----- Dataset entries
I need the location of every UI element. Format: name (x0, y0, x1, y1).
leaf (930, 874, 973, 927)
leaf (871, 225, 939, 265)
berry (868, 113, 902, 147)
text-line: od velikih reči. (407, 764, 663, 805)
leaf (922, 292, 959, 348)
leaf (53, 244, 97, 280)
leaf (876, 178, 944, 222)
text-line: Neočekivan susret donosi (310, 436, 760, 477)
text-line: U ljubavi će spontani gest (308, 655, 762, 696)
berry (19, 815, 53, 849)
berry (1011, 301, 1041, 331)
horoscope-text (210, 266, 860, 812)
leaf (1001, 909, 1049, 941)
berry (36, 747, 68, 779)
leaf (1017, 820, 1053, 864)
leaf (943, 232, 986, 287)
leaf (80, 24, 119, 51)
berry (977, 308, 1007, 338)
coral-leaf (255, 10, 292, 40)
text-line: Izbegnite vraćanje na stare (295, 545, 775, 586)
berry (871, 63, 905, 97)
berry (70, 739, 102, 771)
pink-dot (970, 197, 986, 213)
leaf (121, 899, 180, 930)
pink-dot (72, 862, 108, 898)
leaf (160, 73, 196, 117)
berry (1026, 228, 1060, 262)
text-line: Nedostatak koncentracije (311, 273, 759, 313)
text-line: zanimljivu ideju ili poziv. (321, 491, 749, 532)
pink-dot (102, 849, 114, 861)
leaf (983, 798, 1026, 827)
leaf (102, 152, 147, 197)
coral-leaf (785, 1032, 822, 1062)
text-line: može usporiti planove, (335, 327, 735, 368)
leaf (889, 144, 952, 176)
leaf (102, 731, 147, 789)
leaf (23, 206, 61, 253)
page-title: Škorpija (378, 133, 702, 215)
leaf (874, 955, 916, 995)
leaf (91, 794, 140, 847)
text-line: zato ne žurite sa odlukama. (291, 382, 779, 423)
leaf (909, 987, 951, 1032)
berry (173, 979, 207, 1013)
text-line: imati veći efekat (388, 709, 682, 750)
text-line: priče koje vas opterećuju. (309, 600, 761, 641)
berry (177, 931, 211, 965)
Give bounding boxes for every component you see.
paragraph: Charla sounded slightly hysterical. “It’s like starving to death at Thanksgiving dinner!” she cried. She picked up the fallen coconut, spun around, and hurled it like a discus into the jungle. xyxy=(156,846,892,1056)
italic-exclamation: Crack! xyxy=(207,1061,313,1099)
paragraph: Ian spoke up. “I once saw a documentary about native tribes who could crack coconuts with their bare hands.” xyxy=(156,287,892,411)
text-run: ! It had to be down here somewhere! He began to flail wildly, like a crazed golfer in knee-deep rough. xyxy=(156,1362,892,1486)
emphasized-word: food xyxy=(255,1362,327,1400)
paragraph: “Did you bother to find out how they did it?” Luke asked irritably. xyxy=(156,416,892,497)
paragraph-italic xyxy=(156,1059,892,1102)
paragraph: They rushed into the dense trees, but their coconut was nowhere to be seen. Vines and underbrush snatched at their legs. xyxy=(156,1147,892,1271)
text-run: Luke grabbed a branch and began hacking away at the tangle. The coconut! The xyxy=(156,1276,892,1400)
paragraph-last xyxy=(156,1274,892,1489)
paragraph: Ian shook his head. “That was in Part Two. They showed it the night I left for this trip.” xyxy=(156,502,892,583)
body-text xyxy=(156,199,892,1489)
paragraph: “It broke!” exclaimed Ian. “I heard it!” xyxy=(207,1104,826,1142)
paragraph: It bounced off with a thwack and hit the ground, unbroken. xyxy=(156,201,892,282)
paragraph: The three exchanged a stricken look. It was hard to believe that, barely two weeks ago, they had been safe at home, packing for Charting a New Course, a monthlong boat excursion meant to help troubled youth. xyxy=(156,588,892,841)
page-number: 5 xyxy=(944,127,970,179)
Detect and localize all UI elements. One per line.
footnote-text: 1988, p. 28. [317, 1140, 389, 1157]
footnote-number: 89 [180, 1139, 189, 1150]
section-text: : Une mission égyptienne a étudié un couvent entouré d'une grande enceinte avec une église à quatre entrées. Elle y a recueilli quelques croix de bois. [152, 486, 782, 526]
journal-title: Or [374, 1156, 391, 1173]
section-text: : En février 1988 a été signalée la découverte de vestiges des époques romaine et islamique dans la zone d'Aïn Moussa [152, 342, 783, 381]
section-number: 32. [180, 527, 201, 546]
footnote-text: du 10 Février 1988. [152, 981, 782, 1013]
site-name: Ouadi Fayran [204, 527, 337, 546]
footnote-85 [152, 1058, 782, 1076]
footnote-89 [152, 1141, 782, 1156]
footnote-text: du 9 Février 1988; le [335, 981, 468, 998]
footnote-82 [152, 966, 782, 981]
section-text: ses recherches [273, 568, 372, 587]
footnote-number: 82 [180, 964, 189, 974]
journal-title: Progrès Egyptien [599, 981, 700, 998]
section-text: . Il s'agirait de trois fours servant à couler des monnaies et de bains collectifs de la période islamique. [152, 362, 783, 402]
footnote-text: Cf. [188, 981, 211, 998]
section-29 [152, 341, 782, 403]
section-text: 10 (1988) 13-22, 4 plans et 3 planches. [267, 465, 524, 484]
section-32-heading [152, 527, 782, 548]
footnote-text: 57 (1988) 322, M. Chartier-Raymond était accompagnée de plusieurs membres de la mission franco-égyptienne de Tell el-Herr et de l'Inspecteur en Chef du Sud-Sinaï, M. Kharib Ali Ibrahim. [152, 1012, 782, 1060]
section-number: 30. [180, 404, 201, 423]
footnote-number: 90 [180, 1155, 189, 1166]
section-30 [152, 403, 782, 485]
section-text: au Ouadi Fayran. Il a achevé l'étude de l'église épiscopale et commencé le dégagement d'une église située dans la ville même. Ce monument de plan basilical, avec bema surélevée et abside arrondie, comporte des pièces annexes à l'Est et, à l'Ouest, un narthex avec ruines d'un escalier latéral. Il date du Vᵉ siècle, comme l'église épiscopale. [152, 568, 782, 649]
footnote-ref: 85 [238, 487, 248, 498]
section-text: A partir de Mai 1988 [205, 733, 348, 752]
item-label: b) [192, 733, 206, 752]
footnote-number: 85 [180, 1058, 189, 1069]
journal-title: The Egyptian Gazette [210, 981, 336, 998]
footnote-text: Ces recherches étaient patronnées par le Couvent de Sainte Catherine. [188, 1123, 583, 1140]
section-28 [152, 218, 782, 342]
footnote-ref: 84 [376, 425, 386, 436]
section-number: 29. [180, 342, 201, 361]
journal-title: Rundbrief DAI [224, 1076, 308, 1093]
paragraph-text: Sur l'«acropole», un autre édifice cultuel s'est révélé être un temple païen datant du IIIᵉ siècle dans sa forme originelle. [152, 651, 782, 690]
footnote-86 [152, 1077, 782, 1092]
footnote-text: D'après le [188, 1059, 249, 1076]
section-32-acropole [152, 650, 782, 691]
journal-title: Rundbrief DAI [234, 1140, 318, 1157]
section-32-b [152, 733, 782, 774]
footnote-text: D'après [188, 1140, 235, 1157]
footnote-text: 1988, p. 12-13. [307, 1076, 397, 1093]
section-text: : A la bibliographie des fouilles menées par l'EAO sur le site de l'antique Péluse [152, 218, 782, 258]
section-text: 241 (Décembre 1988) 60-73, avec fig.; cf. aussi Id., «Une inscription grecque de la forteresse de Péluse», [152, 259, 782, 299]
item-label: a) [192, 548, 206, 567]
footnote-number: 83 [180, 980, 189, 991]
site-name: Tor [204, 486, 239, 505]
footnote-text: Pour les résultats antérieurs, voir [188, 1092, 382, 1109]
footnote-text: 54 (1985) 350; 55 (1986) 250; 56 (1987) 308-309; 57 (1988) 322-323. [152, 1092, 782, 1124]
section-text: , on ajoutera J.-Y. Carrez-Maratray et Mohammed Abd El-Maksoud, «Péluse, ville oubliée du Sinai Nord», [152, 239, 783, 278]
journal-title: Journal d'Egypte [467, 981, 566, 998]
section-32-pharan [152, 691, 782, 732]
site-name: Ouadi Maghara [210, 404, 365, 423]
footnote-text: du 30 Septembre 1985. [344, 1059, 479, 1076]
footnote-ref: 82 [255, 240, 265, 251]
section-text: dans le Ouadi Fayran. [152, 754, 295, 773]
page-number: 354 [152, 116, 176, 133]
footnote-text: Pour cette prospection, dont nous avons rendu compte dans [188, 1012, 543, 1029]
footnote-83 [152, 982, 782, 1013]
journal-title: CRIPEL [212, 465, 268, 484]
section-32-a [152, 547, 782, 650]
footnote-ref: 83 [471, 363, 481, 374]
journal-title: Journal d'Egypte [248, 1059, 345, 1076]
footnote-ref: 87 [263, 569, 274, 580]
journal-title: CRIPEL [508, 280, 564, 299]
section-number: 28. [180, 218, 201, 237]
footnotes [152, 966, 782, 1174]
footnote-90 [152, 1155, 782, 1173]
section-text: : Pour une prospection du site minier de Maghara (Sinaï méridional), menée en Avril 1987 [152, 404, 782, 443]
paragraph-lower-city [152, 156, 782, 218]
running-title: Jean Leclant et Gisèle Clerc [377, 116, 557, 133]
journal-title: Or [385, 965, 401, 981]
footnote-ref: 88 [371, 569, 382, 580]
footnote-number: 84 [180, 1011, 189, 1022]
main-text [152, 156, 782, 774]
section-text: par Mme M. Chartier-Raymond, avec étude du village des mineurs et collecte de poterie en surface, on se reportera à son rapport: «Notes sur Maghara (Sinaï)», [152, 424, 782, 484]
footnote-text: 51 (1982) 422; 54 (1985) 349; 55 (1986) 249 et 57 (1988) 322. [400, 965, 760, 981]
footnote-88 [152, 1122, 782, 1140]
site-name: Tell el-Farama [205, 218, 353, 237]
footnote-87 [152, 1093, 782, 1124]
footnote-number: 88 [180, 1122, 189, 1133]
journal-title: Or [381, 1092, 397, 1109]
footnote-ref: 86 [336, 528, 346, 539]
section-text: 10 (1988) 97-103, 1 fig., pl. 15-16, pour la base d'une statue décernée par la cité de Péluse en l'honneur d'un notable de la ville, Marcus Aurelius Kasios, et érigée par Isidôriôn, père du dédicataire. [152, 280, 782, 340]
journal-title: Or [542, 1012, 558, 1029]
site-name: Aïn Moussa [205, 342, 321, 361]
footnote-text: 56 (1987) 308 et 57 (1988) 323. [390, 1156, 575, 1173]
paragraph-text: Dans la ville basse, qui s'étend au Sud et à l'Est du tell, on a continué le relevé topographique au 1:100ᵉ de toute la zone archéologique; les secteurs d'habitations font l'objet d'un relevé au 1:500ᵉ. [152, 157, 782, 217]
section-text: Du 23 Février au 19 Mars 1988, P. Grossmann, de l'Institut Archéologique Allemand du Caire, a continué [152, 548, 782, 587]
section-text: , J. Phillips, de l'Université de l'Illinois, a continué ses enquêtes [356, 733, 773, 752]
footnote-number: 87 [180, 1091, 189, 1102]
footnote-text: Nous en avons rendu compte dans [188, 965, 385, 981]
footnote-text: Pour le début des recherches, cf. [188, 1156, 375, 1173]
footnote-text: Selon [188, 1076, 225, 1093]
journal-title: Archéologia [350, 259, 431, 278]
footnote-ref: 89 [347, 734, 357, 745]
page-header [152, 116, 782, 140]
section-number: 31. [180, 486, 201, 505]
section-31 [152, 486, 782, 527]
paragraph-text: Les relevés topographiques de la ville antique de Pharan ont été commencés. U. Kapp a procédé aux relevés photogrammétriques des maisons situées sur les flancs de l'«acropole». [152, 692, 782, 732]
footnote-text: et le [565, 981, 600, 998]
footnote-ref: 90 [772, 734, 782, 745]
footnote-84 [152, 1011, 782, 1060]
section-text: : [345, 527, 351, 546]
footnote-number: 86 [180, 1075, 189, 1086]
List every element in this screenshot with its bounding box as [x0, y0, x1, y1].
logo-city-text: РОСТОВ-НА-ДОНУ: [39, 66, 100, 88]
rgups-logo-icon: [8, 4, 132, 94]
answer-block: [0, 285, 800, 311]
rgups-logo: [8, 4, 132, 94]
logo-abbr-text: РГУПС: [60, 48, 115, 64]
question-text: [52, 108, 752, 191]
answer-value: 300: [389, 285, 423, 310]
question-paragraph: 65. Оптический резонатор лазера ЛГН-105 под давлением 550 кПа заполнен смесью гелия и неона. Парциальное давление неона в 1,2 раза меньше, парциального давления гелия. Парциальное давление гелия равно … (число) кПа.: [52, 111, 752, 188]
----------
◆ Do this:
Please change every "berry" to "fruit" in the entries from the start through the line containing "text-line: može usporiti", and give only that stretch again with nothing else altered.

◆ Completed task:
I need the location of every UI element. Format: name (x0, y0, x1, y1).
leaf (930, 874, 973, 927)
leaf (871, 225, 939, 265)
fruit (868, 113, 902, 147)
text-line: od velikih reči. (407, 764, 663, 805)
leaf (922, 292, 959, 348)
leaf (53, 244, 97, 280)
leaf (876, 178, 944, 222)
text-line: Neočekivan susret donosi (310, 436, 760, 477)
text-line: U ljubavi će spontani gest (308, 655, 762, 696)
fruit (19, 815, 53, 849)
fruit (1011, 301, 1041, 331)
horoscope-text (210, 266, 860, 812)
leaf (1001, 909, 1049, 941)
fruit (36, 747, 68, 779)
leaf (1017, 820, 1053, 864)
leaf (943, 232, 986, 287)
leaf (80, 24, 119, 51)
fruit (977, 308, 1007, 338)
coral-leaf (255, 10, 292, 40)
text-line: Izbegnite vraćanje na stare (295, 545, 775, 586)
fruit (871, 63, 905, 97)
fruit (70, 739, 102, 771)
pink-dot (970, 197, 986, 213)
leaf (121, 899, 180, 930)
pink-dot (72, 862, 108, 898)
leaf (160, 73, 196, 117)
fruit (1026, 228, 1060, 262)
text-line: Nedostatak koncentracije (311, 273, 759, 313)
text-line: zanimljivu ideju ili poziv. (321, 491, 749, 532)
pink-dot (102, 849, 114, 861)
leaf (983, 798, 1026, 827)
leaf (102, 152, 147, 197)
coral-leaf (785, 1032, 822, 1062)
text-line: može usporiti planove, (335, 327, 735, 368)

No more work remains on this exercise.